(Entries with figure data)
((

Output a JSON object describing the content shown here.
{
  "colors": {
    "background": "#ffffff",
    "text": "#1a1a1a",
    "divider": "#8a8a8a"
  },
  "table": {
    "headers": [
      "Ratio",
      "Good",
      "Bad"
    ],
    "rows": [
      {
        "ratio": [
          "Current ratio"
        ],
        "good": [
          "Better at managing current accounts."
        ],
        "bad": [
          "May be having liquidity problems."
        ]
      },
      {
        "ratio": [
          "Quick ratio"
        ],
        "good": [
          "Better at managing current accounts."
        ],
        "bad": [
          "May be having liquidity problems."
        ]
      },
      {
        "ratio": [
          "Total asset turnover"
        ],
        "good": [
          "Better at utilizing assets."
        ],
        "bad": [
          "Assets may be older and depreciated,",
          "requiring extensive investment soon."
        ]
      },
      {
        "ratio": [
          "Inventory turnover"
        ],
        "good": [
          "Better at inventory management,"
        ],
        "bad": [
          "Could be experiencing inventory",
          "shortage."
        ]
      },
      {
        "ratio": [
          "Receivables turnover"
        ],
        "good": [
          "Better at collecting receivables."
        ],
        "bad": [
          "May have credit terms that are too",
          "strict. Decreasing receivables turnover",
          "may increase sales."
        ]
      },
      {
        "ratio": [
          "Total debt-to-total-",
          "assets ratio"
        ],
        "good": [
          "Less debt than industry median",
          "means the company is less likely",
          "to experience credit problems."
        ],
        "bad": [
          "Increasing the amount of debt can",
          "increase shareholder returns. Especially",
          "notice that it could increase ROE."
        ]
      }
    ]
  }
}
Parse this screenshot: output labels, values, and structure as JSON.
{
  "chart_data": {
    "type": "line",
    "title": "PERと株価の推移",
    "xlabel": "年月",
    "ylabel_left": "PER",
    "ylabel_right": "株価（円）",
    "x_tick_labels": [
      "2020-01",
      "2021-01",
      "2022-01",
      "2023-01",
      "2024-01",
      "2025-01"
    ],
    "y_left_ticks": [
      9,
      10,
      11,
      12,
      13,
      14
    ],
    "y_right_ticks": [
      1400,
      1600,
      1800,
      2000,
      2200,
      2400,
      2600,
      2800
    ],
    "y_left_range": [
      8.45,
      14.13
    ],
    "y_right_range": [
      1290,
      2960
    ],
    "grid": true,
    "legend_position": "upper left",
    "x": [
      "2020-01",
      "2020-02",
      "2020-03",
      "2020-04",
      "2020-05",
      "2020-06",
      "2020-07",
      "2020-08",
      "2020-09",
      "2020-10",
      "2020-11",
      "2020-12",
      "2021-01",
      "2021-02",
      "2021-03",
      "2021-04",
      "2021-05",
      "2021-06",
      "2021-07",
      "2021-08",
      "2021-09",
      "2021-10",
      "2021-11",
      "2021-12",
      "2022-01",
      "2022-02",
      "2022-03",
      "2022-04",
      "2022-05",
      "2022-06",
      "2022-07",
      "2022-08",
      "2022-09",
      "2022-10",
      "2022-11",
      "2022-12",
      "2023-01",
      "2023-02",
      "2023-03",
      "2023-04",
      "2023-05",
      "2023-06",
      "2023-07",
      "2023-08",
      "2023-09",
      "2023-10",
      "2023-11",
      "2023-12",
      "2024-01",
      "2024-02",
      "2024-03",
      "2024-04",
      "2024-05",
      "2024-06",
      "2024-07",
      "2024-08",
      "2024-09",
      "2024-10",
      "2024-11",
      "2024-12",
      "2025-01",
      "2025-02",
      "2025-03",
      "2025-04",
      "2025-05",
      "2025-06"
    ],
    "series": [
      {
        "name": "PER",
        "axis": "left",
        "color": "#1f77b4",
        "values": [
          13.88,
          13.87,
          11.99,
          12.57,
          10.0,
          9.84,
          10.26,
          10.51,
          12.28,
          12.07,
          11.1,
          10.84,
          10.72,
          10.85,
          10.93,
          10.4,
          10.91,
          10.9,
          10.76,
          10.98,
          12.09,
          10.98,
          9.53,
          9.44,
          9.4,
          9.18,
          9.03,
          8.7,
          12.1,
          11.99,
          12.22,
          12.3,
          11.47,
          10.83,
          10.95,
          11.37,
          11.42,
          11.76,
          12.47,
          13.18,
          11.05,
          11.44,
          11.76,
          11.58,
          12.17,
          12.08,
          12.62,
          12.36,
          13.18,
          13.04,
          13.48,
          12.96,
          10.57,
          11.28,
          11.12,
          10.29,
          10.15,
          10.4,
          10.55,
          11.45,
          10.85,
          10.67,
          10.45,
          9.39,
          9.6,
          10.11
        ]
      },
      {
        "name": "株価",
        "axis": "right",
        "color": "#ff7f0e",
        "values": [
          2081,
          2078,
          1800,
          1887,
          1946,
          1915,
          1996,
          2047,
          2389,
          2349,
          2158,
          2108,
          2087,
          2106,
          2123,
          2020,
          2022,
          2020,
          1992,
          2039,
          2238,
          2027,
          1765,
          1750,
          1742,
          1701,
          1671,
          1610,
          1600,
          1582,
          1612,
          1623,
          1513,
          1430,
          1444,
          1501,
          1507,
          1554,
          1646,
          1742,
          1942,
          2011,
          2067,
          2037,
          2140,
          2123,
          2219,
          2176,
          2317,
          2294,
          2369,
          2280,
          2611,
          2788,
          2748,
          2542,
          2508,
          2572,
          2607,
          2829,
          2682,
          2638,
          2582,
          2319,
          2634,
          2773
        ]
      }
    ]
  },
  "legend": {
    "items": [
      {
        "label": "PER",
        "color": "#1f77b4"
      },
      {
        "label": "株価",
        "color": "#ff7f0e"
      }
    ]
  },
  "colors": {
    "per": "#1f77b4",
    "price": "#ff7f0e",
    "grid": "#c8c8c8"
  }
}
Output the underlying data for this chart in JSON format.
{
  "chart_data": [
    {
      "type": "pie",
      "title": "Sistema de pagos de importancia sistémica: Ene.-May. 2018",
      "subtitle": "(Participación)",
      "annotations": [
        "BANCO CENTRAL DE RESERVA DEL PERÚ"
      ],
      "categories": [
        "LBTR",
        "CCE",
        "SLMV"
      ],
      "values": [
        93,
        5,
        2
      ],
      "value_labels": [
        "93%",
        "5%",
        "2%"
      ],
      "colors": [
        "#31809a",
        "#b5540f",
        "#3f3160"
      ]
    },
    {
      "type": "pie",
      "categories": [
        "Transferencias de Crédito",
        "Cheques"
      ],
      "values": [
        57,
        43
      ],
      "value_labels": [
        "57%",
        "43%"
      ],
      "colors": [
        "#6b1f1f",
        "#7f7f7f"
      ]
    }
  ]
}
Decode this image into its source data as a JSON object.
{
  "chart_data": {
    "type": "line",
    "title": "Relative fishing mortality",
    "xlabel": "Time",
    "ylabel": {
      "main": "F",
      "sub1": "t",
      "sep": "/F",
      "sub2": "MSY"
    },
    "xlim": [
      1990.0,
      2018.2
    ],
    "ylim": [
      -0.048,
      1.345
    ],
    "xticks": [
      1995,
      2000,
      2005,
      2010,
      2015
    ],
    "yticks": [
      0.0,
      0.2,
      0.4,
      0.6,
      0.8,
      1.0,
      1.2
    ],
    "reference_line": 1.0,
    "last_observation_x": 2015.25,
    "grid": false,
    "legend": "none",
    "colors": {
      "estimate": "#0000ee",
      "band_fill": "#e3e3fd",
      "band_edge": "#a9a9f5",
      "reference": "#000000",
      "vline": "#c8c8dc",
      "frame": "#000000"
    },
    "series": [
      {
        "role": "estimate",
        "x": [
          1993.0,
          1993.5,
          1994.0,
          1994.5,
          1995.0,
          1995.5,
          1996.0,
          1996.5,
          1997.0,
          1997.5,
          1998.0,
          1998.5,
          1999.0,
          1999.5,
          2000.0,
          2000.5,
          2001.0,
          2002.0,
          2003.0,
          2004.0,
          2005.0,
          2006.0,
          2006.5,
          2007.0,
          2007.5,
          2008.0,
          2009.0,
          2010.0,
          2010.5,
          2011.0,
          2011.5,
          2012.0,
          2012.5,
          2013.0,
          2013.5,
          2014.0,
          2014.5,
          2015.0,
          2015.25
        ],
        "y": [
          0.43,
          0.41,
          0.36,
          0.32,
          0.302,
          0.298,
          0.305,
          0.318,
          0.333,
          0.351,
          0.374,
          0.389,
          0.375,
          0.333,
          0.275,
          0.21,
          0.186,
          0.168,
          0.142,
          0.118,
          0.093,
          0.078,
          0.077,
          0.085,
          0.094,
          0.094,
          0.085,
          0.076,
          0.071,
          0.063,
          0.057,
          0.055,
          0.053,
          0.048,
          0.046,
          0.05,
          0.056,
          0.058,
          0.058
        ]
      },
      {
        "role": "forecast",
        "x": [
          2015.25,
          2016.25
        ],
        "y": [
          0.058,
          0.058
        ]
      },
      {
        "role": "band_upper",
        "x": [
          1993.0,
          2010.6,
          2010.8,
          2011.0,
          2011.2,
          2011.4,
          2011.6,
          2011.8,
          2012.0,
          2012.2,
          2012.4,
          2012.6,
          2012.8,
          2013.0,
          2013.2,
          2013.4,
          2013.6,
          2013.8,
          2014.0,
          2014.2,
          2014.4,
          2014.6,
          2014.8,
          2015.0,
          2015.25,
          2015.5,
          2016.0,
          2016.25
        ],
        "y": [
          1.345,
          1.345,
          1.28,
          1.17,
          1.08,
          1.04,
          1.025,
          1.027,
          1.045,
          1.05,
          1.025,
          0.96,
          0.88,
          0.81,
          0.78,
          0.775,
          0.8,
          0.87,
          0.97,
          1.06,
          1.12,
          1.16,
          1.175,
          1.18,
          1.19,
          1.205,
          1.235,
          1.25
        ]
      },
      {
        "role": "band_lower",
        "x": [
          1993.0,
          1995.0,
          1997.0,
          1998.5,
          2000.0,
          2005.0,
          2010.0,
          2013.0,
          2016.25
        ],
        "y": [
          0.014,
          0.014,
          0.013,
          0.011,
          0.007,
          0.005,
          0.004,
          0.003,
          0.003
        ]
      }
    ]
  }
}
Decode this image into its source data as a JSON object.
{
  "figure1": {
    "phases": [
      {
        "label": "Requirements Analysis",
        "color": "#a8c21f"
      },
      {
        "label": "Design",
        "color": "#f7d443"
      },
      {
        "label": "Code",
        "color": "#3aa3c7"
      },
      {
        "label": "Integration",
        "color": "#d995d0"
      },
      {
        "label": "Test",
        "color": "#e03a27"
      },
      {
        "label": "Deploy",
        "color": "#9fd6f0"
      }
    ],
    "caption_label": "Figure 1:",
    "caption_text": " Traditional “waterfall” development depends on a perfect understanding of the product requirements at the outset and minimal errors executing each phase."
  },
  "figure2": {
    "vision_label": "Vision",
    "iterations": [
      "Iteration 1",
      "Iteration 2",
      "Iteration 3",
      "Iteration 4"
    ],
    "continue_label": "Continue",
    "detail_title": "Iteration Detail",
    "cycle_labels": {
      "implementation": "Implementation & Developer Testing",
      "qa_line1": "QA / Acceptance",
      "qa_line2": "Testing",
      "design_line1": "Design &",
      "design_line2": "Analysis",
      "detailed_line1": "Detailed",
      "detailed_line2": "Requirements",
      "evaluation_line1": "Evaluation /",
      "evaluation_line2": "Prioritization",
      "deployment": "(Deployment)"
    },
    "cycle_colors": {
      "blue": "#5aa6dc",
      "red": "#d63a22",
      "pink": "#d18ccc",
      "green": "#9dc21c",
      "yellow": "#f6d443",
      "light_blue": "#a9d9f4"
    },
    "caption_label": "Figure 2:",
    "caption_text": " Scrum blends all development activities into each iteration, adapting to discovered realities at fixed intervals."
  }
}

))

WHAT YOU HAVE TO DO: From the listing above, copy every line that includes the word "Better".

RESPONSE TO THIS EXERCISE:
          "Better at managing current accounts."
          "Better at managing current accounts."
          "Better at utilizing assets."
          "Better at inventory management,"
          "Better at collecting receivables."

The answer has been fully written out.